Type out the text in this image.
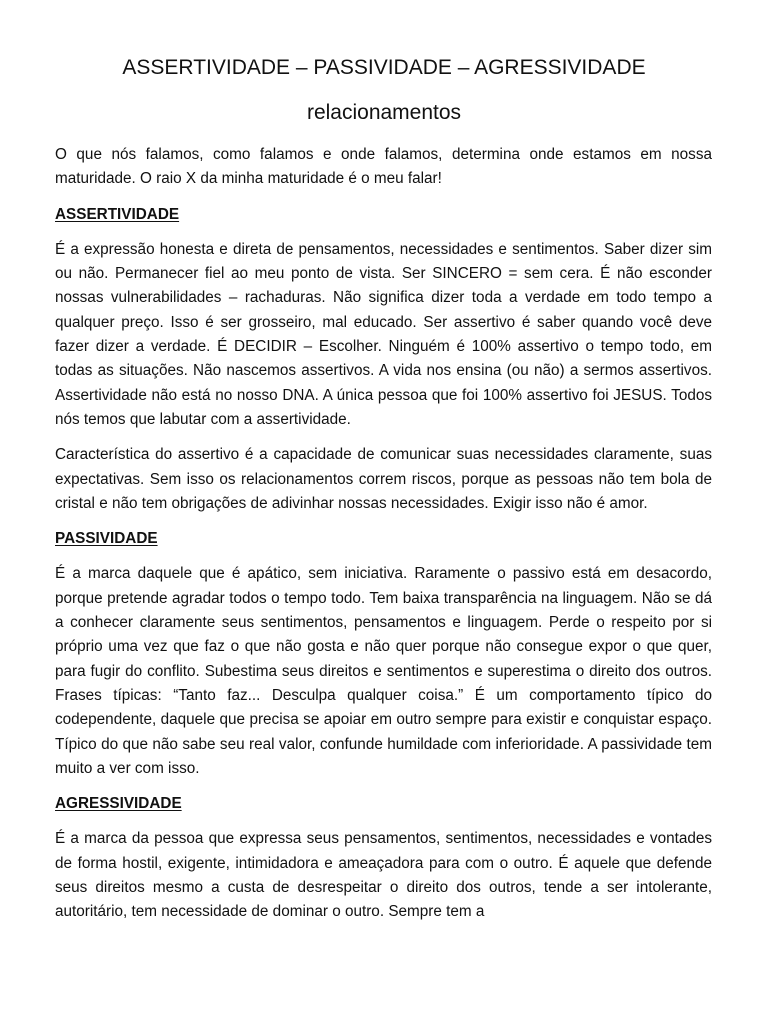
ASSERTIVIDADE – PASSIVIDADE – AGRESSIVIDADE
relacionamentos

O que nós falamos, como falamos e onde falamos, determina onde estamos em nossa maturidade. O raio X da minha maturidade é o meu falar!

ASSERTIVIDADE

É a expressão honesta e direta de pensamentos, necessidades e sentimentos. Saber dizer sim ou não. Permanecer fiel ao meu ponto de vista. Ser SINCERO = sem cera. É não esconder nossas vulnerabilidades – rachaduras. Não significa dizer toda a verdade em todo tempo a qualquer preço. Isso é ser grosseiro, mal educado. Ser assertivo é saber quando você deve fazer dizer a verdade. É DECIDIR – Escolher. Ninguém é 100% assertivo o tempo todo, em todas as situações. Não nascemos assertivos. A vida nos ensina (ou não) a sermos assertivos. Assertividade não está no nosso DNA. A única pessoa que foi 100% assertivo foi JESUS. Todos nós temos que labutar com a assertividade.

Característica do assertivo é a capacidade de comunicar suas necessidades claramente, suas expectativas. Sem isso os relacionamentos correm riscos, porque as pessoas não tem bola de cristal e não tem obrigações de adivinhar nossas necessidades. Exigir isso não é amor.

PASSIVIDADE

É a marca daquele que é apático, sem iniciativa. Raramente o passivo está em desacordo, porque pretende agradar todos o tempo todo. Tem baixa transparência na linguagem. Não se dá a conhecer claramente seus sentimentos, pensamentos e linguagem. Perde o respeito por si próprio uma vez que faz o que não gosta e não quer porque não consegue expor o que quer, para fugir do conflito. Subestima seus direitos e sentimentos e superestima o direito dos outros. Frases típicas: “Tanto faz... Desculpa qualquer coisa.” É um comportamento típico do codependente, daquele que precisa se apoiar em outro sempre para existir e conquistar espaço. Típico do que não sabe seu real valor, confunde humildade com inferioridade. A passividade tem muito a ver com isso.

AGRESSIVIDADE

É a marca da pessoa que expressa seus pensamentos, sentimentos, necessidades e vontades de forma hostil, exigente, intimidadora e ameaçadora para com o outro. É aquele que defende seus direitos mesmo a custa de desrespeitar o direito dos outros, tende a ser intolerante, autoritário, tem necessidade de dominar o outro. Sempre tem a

* * * * *

_Exercise description_
Quote every record above exactly, leaving out any pictures.

_Result below_
Type out the text in this image.
ASSERTIVIDADE – PASSIVIDADE – AGRESSIVIDADE
relacionamentos

O que nós falamos, como falamos e onde falamos, determina onde estamos em nossa maturidade. O raio X da minha maturidade é o meu falar!

ASSERTIVIDADE

É a expressão honesta e direta de pensamentos, necessidades e sentimentos. Saber dizer sim ou não. Permanecer fiel ao meu ponto de vista. Ser SINCERO = sem cera. É não esconder nossas vulnerabilidades – rachaduras. Não significa dizer toda a verdade em todo tempo a qualquer preço. Isso é ser grosseiro, mal educado. Ser assertivo é saber quando você deve fazer dizer a verdade. É DECIDIR – Escolher. Ninguém é 100% assertivo o tempo todo, em todas as situações. Não nascemos assertivos. A vida nos ensina (ou não) a sermos assertivos. Assertividade não está no nosso DNA. A única pessoa que foi 100% assertivo foi JESUS. Todos nós temos que labutar com a assertividade.

Característica do assertivo é a capacidade de comunicar suas necessidades claramente, suas expectativas. Sem isso os relacionamentos correm riscos, porque as pessoas não tem bola de cristal e não tem obrigações de adivinhar nossas necessidades. Exigir isso não é amor.

PASSIVIDADE

É a marca daquele que é apático, sem iniciativa. Raramente o passivo está em desacordo, porque pretende agradar todos o tempo todo. Tem baixa transparência na linguagem. Não se dá a conhecer claramente seus sentimentos, pensamentos e linguagem. Perde o respeito por si próprio uma vez que faz o que não gosta e não quer porque não consegue expor o que quer, para fugir do conflito. Subestima seus direitos e sentimentos e superestima o direito dos outros. Frases típicas: “Tanto faz... Desculpa qualquer coisa.” É um comportamento típico do codependente, daquele que precisa se apoiar em outro sempre para existir e conquistar espaço. Típico do que não sabe seu real valor, confunde humildade com inferioridade. A passividade tem muito a ver com isso.

AGRESSIVIDADE

É a marca da pessoa que expressa seus pensamentos, sentimentos, necessidades e vontades de forma hostil, exigente, intimidadora e ameaçadora para com o outro. É aquele que defende seus direitos mesmo a custa de desrespeitar o direito dos outros, tende a ser intolerante, autoritário, tem necessidade de dominar o outro. Sempre tem a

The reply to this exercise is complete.